» The input
※ ※ ※

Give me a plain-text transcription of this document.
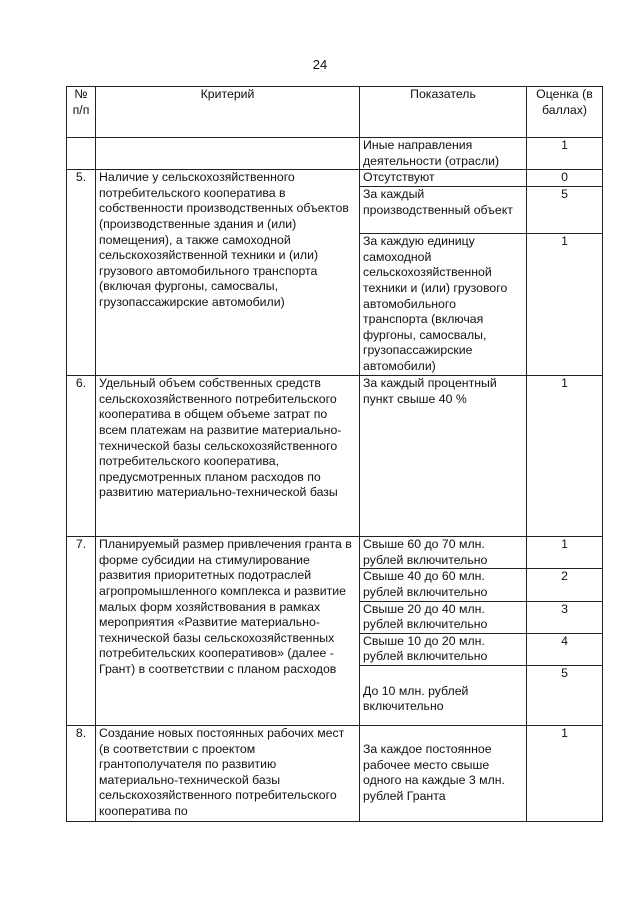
24
№ п/п	Критерий	Показатель	Оценка (в баллах)
		Иные направления деятельности (отрасли)	1
5.	Наличие у сельскохозяйственного потребительского кооператива в собственности производственных объектов (производственные здания и (или) помещения), а также самоходной сельскохозяйственной техники и (или) грузового автомобильного транспорта (включая фургоны, самосвалы, грузопассажирские автомобили)	Отсутствуют	0
		За каждый производственный объект	5
		За каждую единицу самоходной сельскохозяйственной техники и (или) грузового автомобильного транспорта (включая фургоны, самосвалы, грузопассажирские автомобили)	1
6.	Удельный объем собственных средств сельскохозяйственного потребительского кооператива в общем объеме затрат по всем платежам на развитие материально-технической базы сельскохозяйственного потребительского кооператива, предусмотренных планом расходов по развитию материально-технической базы	За каждый процентный пункт свыше 40 %	1
7.	Планируемый размер привлечения гранта в форме субсидии на стимулирование развития приоритетных подотраслей агропромышленного комплекса и развитие малых форм хозяйствования в рамках мероприятия «Развитие материально-технической базы сельскохозяйственных потребительских кооперативов» (далее - Грант) в соответствии с планом расходов	Свыше 60 до 70 млн. рублей включительно	1
		Свыше 40 до 60 млн. рублей включительно	2
		Свыше 20 до 40 млн. рублей включительно	3
		Свыше 10 до 20 млн. рублей включительно	4
		До 10 млн. рублей включительно	5
8.	Создание новых постоянных рабочих мест (в соответствии с проектом грантополучателя по развитию материально-технической базы сельскохозяйственного потребительского кооператива по	За каждое постоянное рабочее место свыше одного на каждые 3 млн. рублей Гранта	1
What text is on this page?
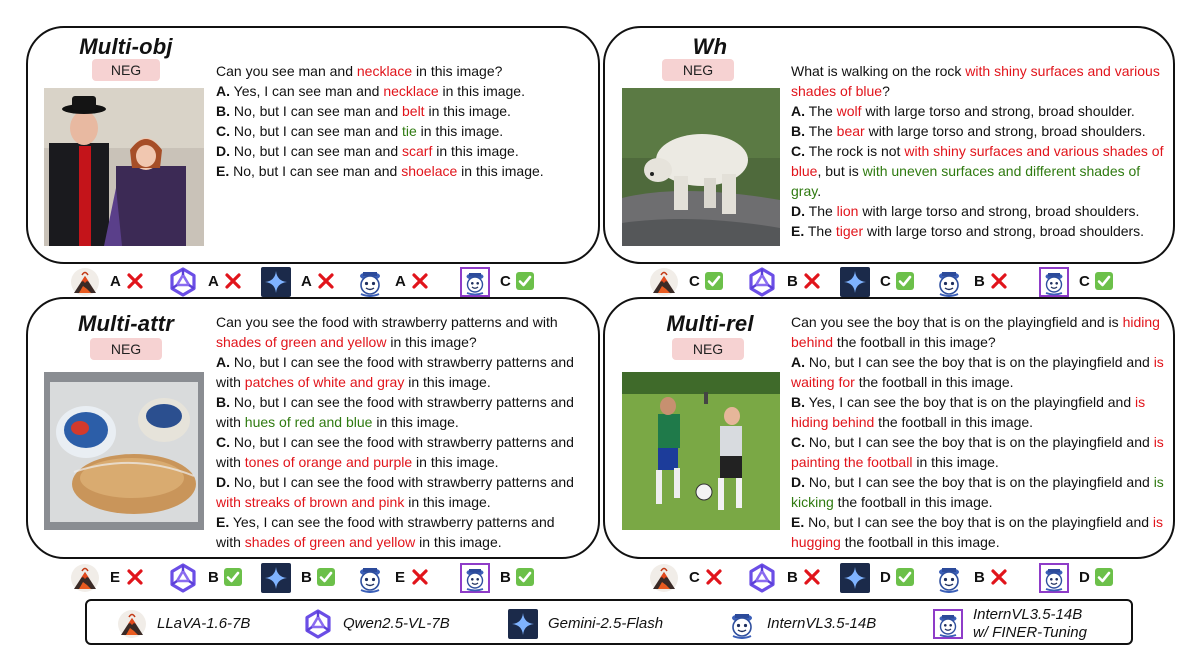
Multi-obj
NEG	Can you see man and necklace in this image?

A. Yes, I can see man and necklace in this image.

B. No, but I can see man and belt in this image.

C. No, but I can see man and tie in this image.

D. No, but I can see man and scarf in this image.

E. No, but I can see man and shoelace in this image.

Wh
NEG	What is walking on the rock with shiny surfaces and various shades of blue?

A. The wolf with large torso and strong, broad shoulder.

B. The bear with large torso and strong, broad shoulders.

C. The rock is not with shiny surfaces and various shades of blue, but is with uneven surfaces and different shades of gray.

D. The lion with large torso and strong, broad shoulders.

E. The tiger with large torso and strong, broad shoulders.

Multi-attr
NEG

Can you see the food with strawberry patterns and with shades of green and yellow in this image?

A. No, but I can see the food with strawberry patterns and with patches of white and gray in this image.

B. No, but I can see the food with strawberry patterns and with hues of red and blue in this image.

C. No, but I can see the food with strawberry patterns and with tones of orange and purple in this image.

D. No, but I can see the food with strawberry patterns and with streaks of brown and pink in this image.

E. Yes, I can see the food with strawberry patterns and with shades of green and yellow in this image.

Multi-rel
NEG

Can you see the boy that is on the playingfield and is hiding behind the football in this image?

A. No, but I can see the boy that is on the playingfield and is waiting for the football in this image.

B. Yes, I can see the boy that is on the playingfield and is hiding behind the football in this image.

C. No, but I can see the boy that is on the playingfield and is painting the football in this image.

D. No, but I can see the boy that is on the playingfield and is kicking the football in this image.

E. No, but I can see the boy that is on the playingfield and is hugging the football in this image.

A	A	A	A	C	C	B	C	B	C
E	B	B	E	B	C	B	D	B	D
LLaVA-1.6-7B	Qwen2.5-VL-7B	Gemini-2.5-Flash	InternVL3.5-14B
InternVL3.5-14B
w/ FINER-Tuning
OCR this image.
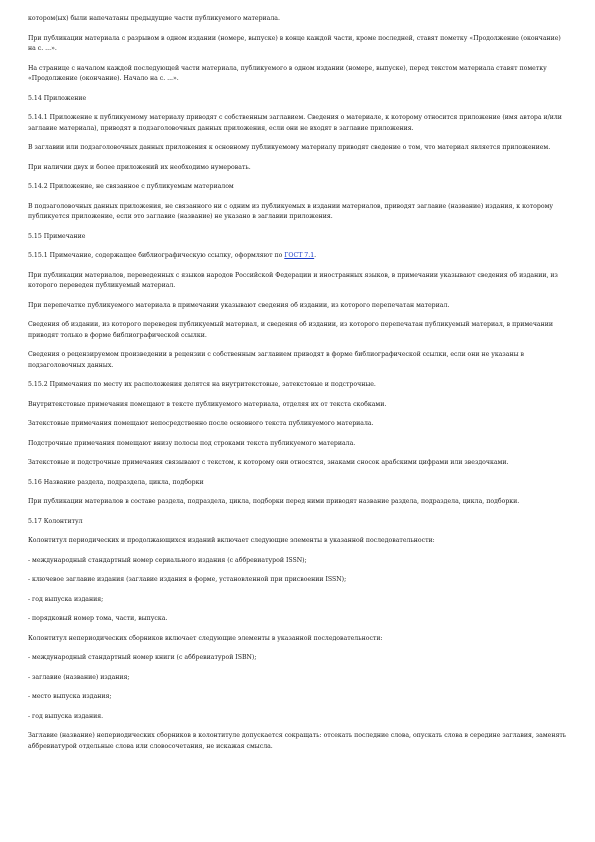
котором(ых) были напечатаны предыдущие части публикуемого материала.

При публикации материала с разрывом в одном издании (номере, выпуске) в конце каждой части, кроме последней, ставят пометку «Продолжение (окончание) на с. ...».

На странице с началом каждой последующей части материала, публикуемого в одном издании (номере, выпуске), перед текстом материала ставят пометку «Продолжение (окончание). Начало на с. ...».

5.14 Приложение

5.14.1 Приложение к публикуемому материалу приводят с собственным заглавием. Сведения о материале, к которому относится приложение (имя автора и/или заглавие материала), приводят в подзаголовочных данных приложения, если они не входят в заглавие приложения.

В заглавии или подзаголовочных данных приложения к основному публикуемому материалу приводят сведение о том, что материал является приложением.

При наличии двух и более приложений их необходимо нумеровать.

5.14.2 Приложение, не связанное с публикуемым материалом

В подзаголовочных данных приложения, не связанного ни с одним из публикуемых в издании материалов, приводят заглавие (название) издания, к которому публикуется приложение, если это заглавие (название) не указано в заглавии приложения.

5.15 Примечание

5.15.1 Примечание, содержащее библиографическую ссылку, оформляют по ГОСТ 7.1.

При публикации материалов, переведенных с языков народов Российской Федерации и иностранных языков, в примечании указывают сведения об издании, из которого переведен публикуемый материал.

При перепечатке публикуемого материала в примечании указывают сведения об издании, из которого перепечатан материал.

Сведения об издании, из которого переведен публикуемый материал, и сведения об издании, из которого перепечатан публикуемый материал, в примечании приводят только в форме библиографической ссылки.

Сведения о рецензируемом произведении в рецензии с собственным заглавием приводят в форме библиографической ссылки, если они не указаны в подзаголовочных данных.

5.15.2 Примечания по месту их расположения делятся на внутритекстовые, затекстовые и подстрочные.

Внутритекстовые примечания помещают в тексте публикуемого материала, отделяя их от текста скобками.

Затекстовые примечания помещают непосредственно после основного текста публикуемого материала.

Подстрочные примечания помещают внизу полосы под строками текста публикуемого материала.

Затекстовые и подстрочные примечания связывают с текстом, к которому они относятся, знаками сносок арабскими цифрами или звездочками.

5.16 Название раздела, подраздела, цикла, подборки

При публикации материалов в составе раздела, подраздела, цикла, подборки перед ними приводят название раздела, подраздела, цикла, подборки.

5.17 Колонтитул

Колонтитул периодических и продолжающихся изданий включает следующие элементы в указанной последовательности:

- международный стандартный номер сериального издания (с аббревиатурой ISSN);

- ключевое заглавие издания (заглавие издания в форме, установленной при присвоении ISSN);

- год выпуска издания;

- порядковый номер тома, части, выпуска.

Колонтитул непериодических сборников включает следующие элементы в указанной последовательности:

- международный стандартный номер книги (с аббревиатурой ISBN);

- заглавие (название) издания;

- место выпуска издания;

- год выпуска издания.

Заглавие (название) непериодических сборников в колонтитуле допускается сокращать: отсекать последние слова, опускать слова в середине заглавия, заменять аббревиатурой отдельные слова или словосочетания, не искажая смысла.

※ ※ ※

» Given request
Return the full material word for word. Do not include the pictures.

» Task response
Give me a plain-text transcription of this document.
24
№ п/п	Критерий	Показатель	Оценка (в баллах)
		Иные направления деятельности (отрасли)	1
5.	Наличие у сельскохозяйственного потребительского кооператива в собственности производственных объектов (производственные здания и (или) помещения), а также самоходной сельскохозяйственной техники и (или) грузового автомобильного транспорта (включая фургоны, самосвалы, грузопассажирские автомобили)	Отсутствуют	0
		За каждый производственный объект	5
		За каждую единицу самоходной сельскохозяйственной техники и (или) грузового автомобильного транспорта (включая фургоны, самосвалы, грузопассажирские автомобили)	1
6.	Удельный объем собственных средств сельскохозяйственного потребительского кооператива в общем объеме затрат по всем платежам на развитие материально-технической базы сельскохозяйственного потребительского кооператива, предусмотренных планом расходов по развитию материально-технической базы	За каждый процентный пункт свыше 40 %	1
7.	Планируемый размер привлечения гранта в форме субсидии на стимулирование развития приоритетных подотраслей агропромышленного комплекса и развитие малых форм хозяйствования в рамках мероприятия «Развитие материально-технической базы сельскохозяйственных потребительских кооперативов» (далее - Грант) в соответствии с планом расходов	Свыше 60 до 70 млн. рублей включительно	1
		Свыше 40 до 60 млн. рублей включительно	2
		Свыше 20 до 40 млн. рублей включительно	3
		Свыше 10 до 20 млн. рублей включительно	4
		До 10 млн. рублей включительно	5
8.	Создание новых постоянных рабочих мест (в соответствии с проектом грантополучателя по развитию материально-технической базы сельскохозяйственного потребительского кооператива по	За каждое постоянное рабочее место свыше одного на каждые 3 млн. рублей Гранта	1
What text is on this page?
Multi-obj
NEG	Can you see man and necklace in this image?

A. Yes, I can see man and necklace in this image.

B. No, but I can see man and belt in this image.

C. No, but I can see man and tie in this image.

D. No, but I can see man and scarf in this image.

E. No, but I can see man and shoelace in this image.

Wh
NEG	What is walking on the rock with shiny surfaces and various shades of blue?

A. The wolf with large torso and strong, broad shoulder.

B. The bear with large torso and strong, broad shoulders.

C. The rock is not with shiny surfaces and various shades of blue, but is with uneven surfaces and different shades of gray.

D. The lion with large torso and strong, broad shoulders.

E. The tiger with large torso and strong, broad shoulders.

Multi-attr
NEG

Can you see the food with strawberry patterns and with shades of green and yellow in this image?

A. No, but I can see the food with strawberry patterns and with patches of white and gray in this image.

B. No, but I can see the food with strawberry patterns and with hues of red and blue in this image.

C. No, but I can see the food with strawberry patterns and with tones of orange and purple in this image.

D. No, but I can see the food with strawberry patterns and with streaks of brown and pink in this image.

E. Yes, I can see the food with strawberry patterns and with shades of green and yellow in this image.

Multi-rel
NEG

Can you see the boy that is on the playingfield and is hiding behind the football in this image?

A. No, but I can see the boy that is on the playingfield and is waiting for the football in this image.

B. Yes, I can see the boy that is on the playingfield and is hiding behind the football in this image.

C. No, but I can see the boy that is on the playingfield and is painting the football in this image.

D. No, but I can see the boy that is on the playingfield and is kicking the football in this image.

E. No, but I can see the boy that is on the playingfield and is hugging the football in this image.

A	A	A	A	C	C	B	C	B	C
E	B	B	E	B	C	B	D	B	D
LLaVA-1.6-7B	Qwen2.5-VL-7B	Gemini-2.5-Flash	InternVL3.5-14B
InternVL3.5-14B
w/ FINER-Tuning
OCR this image.
котором(ых) были напечатаны предыдущие части публикуемого материала.

При публикации материала с разрывом в одном издании (номере, выпуске) в конце каждой части, кроме последней, ставят пометку «Продолжение (окончание) на с. ...».

На странице с началом каждой последующей части материала, публикуемого в одном издании (номере, выпуске), перед текстом материала ставят пометку «Продолжение (окончание). Начало на с. ...».

5.14 Приложение

5.14.1 Приложение к публикуемому материалу приводят с собственным заглавием. Сведения о материале, к которому относится приложение (имя автора и/или заглавие материала), приводят в подзаголовочных данных приложения, если они не входят в заглавие приложения.

В заглавии или подзаголовочных данных приложения к основному публикуемому материалу приводят сведение о том, что материал является приложением.

При наличии двух и более приложений их необходимо нумеровать.

5.14.2 Приложение, не связанное с публикуемым материалом

В подзаголовочных данных приложения, не связанного ни с одним из публикуемых в издании материалов, приводят заглавие (название) издания, к которому публикуется приложение, если это заглавие (название) не указано в заглавии приложения.

5.15 Примечание

5.15.1 Примечание, содержащее библиографическую ссылку, оформляют по ГОСТ 7.1.

При публикации материалов, переведенных с языков народов Российской Федерации и иностранных языков, в примечании указывают сведения об издании, из которого переведен публикуемый материал.

При перепечатке публикуемого материала в примечании указывают сведения об издании, из которого перепечатан материал.

Сведения об издании, из которого переведен публикуемый материал, и сведения об издании, из которого перепечатан публикуемый материал, в примечании приводят только в форме библиографической ссылки.

Сведения о рецензируемом произведении в рецензии с собственным заглавием приводят в форме библиографической ссылки, если они не указаны в подзаголовочных данных.

5.15.2 Примечания по месту их расположения делятся на внутритекстовые, затекстовые и подстрочные.

Внутритекстовые примечания помещают в тексте публикуемого материала, отделяя их от текста скобками.

Затекстовые примечания помещают непосредственно после основного текста публикуемого материала.

Подстрочные примечания помещают внизу полосы под строками текста публикуемого материала.

Затекстовые и подстрочные примечания связывают с текстом, к которому они относятся, знаками сносок арабскими цифрами или звездочками.

5.16 Название раздела, подраздела, цикла, подборки

При публикации материалов в составе раздела, подраздела, цикла, подборки перед ними приводят название раздела, подраздела, цикла, подборки.

5.17 Колонтитул

Колонтитул периодических и продолжающихся изданий включает следующие элементы в указанной последовательности:

- международный стандартный номер сериального издания (с аббревиатурой ISSN);

- ключевое заглавие издания (заглавие издания в форме, установленной при присвоении ISSN);

- год выпуска издания;

- порядковый номер тома, части, выпуска.

Колонтитул непериодических сборников включает следующие элементы в указанной последовательности:

- международный стандартный номер книги (с аббревиатурой ISBN);

- заглавие (название) издания;

- место выпуска издания;

- год выпуска издания.

Заглавие (название) непериодических сборников в колонтитуле допускается сокращать: отсекать последние слова, опускать слова в середине заглавия, заменять аббревиатурой отдельные слова или словосочетания, не искажая смысла.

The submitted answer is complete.